# [Required task]
Please quote the lines below word for word, leaving out the picture.

# [Record set]
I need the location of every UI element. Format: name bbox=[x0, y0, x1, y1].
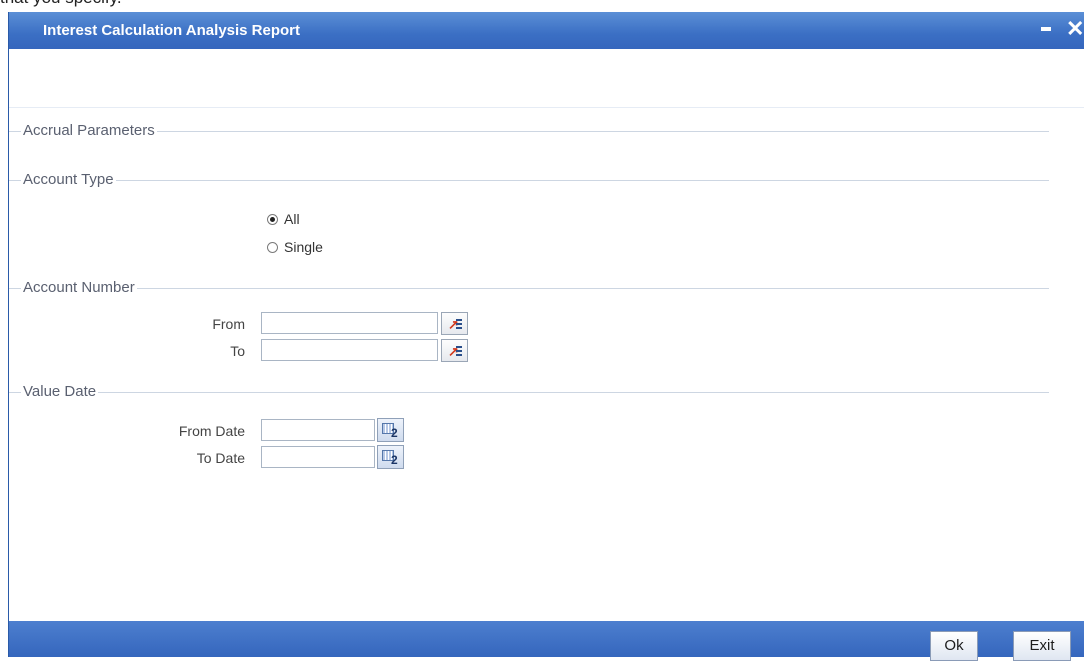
header-divider bbox=[9, 107, 1084, 108]
value-date-divider bbox=[9, 392, 1049, 393]
section-value-date: Value Date bbox=[21, 383, 99, 400]
caption-fragment: that you specify. bbox=[0, 0, 122, 8]
radio-all-label: All bbox=[284, 211, 300, 227]
footer-bar bbox=[9, 621, 1084, 657]
list-of-values-icon bbox=[456, 346, 462, 356]
title-bar: Interest Calculation Analysis Report ✕ bbox=[9, 12, 1084, 49]
from-account-input[interactable] bbox=[261, 312, 438, 334]
to-account-label: To bbox=[230, 343, 245, 359]
close-icon[interactable]: ✕ bbox=[1066, 16, 1084, 42]
from-date-input[interactable] bbox=[261, 419, 375, 441]
report-window: Interest Calculation Analysis Report ✕ A… bbox=[8, 12, 1084, 657]
accrual-divider bbox=[9, 131, 1049, 132]
window-title: Interest Calculation Analysis Report bbox=[43, 22, 301, 39]
from-account-label: From bbox=[212, 316, 245, 332]
to-date-input[interactable] bbox=[261, 446, 375, 468]
to-date-label: To Date bbox=[196, 450, 245, 466]
minimize-icon[interactable] bbox=[1041, 27, 1051, 31]
from-account-lov-button[interactable]: ↗ bbox=[441, 312, 468, 335]
radio-single-label: Single bbox=[284, 239, 323, 255]
list-of-values-icon bbox=[456, 319, 462, 329]
section-accrual-parameters: Accrual Parameters bbox=[21, 122, 157, 139]
to-account-lov-button[interactable]: ↗ bbox=[441, 339, 468, 362]
radio-single-indicator[interactable] bbox=[267, 241, 278, 253]
account-type-divider bbox=[9, 180, 1049, 181]
account-number-divider bbox=[9, 288, 1049, 289]
radio-all[interactable]: All bbox=[267, 211, 300, 227]
from-date-label: From Date bbox=[178, 423, 245, 439]
radio-all-indicator[interactable] bbox=[267, 213, 278, 225]
to-account-input[interactable] bbox=[261, 339, 438, 361]
section-account-type: Account Type bbox=[21, 171, 116, 188]
to-date-calendar-button[interactable]: 2 bbox=[377, 445, 404, 469]
from-date-calendar-button[interactable]: 2 bbox=[377, 418, 404, 442]
section-account-number: Account Number bbox=[21, 279, 137, 296]
radio-single[interactable]: Single bbox=[267, 239, 323, 255]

# [Written answer]
I need the location of every UI element. Format: name bbox=[x0, y0, x1, y1].
header-divider bbox=[9, 107, 1084, 108]
value-date-divider bbox=[9, 392, 1049, 393]
section-value-date: Value Date bbox=[21, 383, 99, 400]
caption-fragment: that you specify. bbox=[0, 0, 122, 8]
radio-all-label: All bbox=[284, 211, 300, 227]
footer-bar bbox=[9, 621, 1084, 657]
list-of-values-icon bbox=[456, 346, 462, 356]
title-bar: Interest Calculation Analysis Report ✕ bbox=[9, 12, 1084, 49]
from-account-input[interactable] bbox=[261, 312, 438, 334]
to-account-label: To bbox=[230, 343, 245, 359]
close-icon[interactable]: ✕ bbox=[1066, 16, 1084, 42]
from-date-input[interactable] bbox=[261, 419, 375, 441]
report-window: Interest Calculation Analysis Report ✕ A… bbox=[8, 12, 1084, 657]
accrual-divider bbox=[9, 131, 1049, 132]
window-title: Interest Calculation Analysis Report bbox=[43, 22, 301, 39]
from-account-label: From bbox=[212, 316, 245, 332]
to-date-input[interactable] bbox=[261, 446, 375, 468]
to-date-label: To Date bbox=[196, 450, 245, 466]
minimize-icon[interactable] bbox=[1041, 27, 1051, 31]
from-account-lov-button[interactable]: ↗ bbox=[441, 312, 468, 335]
radio-single-label: Single bbox=[284, 239, 323, 255]
list-of-values-icon bbox=[456, 319, 462, 329]
section-accrual-parameters: Accrual Parameters bbox=[21, 122, 157, 139]
to-account-lov-button[interactable]: ↗ bbox=[441, 339, 468, 362]
radio-single-indicator[interactable] bbox=[267, 241, 278, 253]
account-type-divider bbox=[9, 180, 1049, 181]
account-number-divider bbox=[9, 288, 1049, 289]
radio-all[interactable]: All bbox=[267, 211, 300, 227]
from-date-label: From Date bbox=[178, 423, 245, 439]
radio-all-indicator[interactable] bbox=[267, 213, 278, 225]
to-account-input[interactable] bbox=[261, 339, 438, 361]
section-account-type: Account Type bbox=[21, 171, 116, 188]
to-date-calendar-button[interactable]: 2 bbox=[377, 445, 404, 469]
from-date-calendar-button[interactable]: 2 bbox=[377, 418, 404, 442]
section-account-number: Account Number bbox=[21, 279, 137, 296]
radio-single[interactable]: Single bbox=[267, 239, 323, 255]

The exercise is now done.